*Stated task*:
Word for word, transcribe the lines below and drop the pictures.

(Records contained in a dataset)
* * * * * * * * *
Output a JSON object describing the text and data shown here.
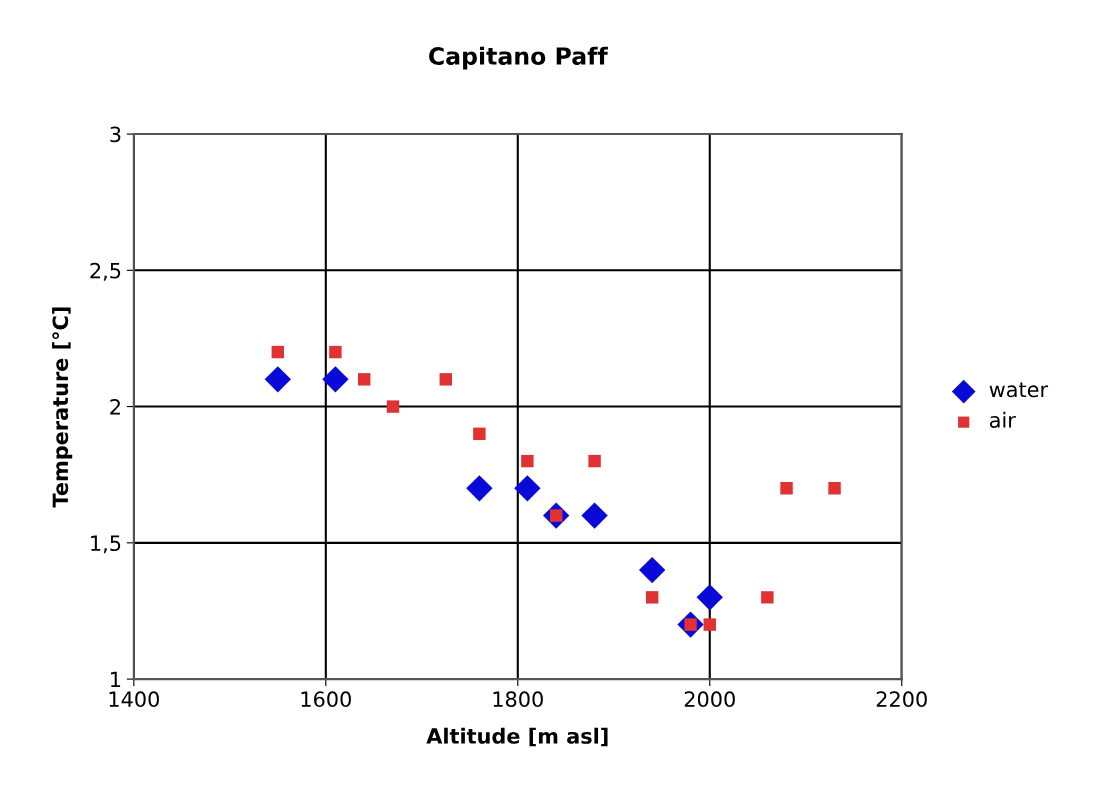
{
  "chart_data": {
    "type": "scatter",
    "title": "Capitano Paff",
    "xlabel": "Altitude [m asl]",
    "ylabel": "Temperature [°C]",
    "xlim": [
      1400,
      2200
    ],
    "xticks": [
      1400,
      1600,
      1800,
      2000,
      2200
    ],
    "ylim": [
      1,
      3
    ],
    "yticks": [
      1,
      {
        "value": 1.5,
        "label": "1,5"
      },
      2,
      {
        "value": 2.5,
        "label": "2,5"
      },
      3
    ],
    "grid": true,
    "legend": "right",
    "series": [
      {
        "name": "water",
        "color": "#0a0ad8",
        "marker": "diamond",
        "x": [
          1550,
          1610,
          1760,
          1810,
          1840,
          1880,
          1940,
          1980,
          2000
        ],
        "values": [
          2.1,
          2.1,
          1.7,
          1.7,
          1.6,
          1.6,
          1.4,
          1.2,
          1.3
        ]
      },
      {
        "name": "air",
        "color": "#e03232",
        "marker": "square",
        "x": [
          1550,
          1610,
          1640,
          1670,
          1725,
          1760,
          1810,
          1840,
          1880,
          1940,
          1980,
          2000,
          2060,
          2080,
          2130
        ],
        "values": [
          2.2,
          2.2,
          2.1,
          2.0,
          2.1,
          1.9,
          1.8,
          1.6,
          1.8,
          1.3,
          1.2,
          1.2,
          1.3,
          1.7,
          1.7
        ]
      }
    ]
  }
}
* * * * * * * * *
*Exercise answer*:
Output a JSON object describing the text and data shown here.
{
  "chart_data": {
    "type": "scatter",
    "title": "Capitano Paff",
    "xlabel": "Altitude [m asl]",
    "ylabel": "Temperature [°C]",
    "xlim": [
      1400,
      2200
    ],
    "xticks": [
      1400,
      1600,
      1800,
      2000,
      2200
    ],
    "ylim": [
      1,
      3
    ],
    "yticks": [
      1,
      {
        "value": 1.5,
        "label": "1,5"
      },
      2,
      {
        "value": 2.5,
        "label": "2,5"
      },
      3
    ],
    "grid": true,
    "legend": "right",
    "series": [
      {
        "name": "water",
        "color": "#0a0ad8",
        "marker": "diamond",
        "x": [
          1550,
          1610,
          1760,
          1810,
          1840,
          1880,
          1940,
          1980,
          2000
        ],
        "values": [
          2.1,
          2.1,
          1.7,
          1.7,
          1.6,
          1.6,
          1.4,
          1.2,
          1.3
        ]
      },
      {
        "name": "air",
        "color": "#e03232",
        "marker": "square",
        "x": [
          1550,
          1610,
          1640,
          1670,
          1725,
          1760,
          1810,
          1840,
          1880,
          1940,
          1980,
          2000,
          2060,
          2080,
          2130
        ],
        "values": [
          2.2,
          2.2,
          2.1,
          2.0,
          2.1,
          1.9,
          1.8,
          1.6,
          1.8,
          1.3,
          1.2,
          1.2,
          1.3,
          1.7,
          1.7
        ]
      }
    ]
  }
}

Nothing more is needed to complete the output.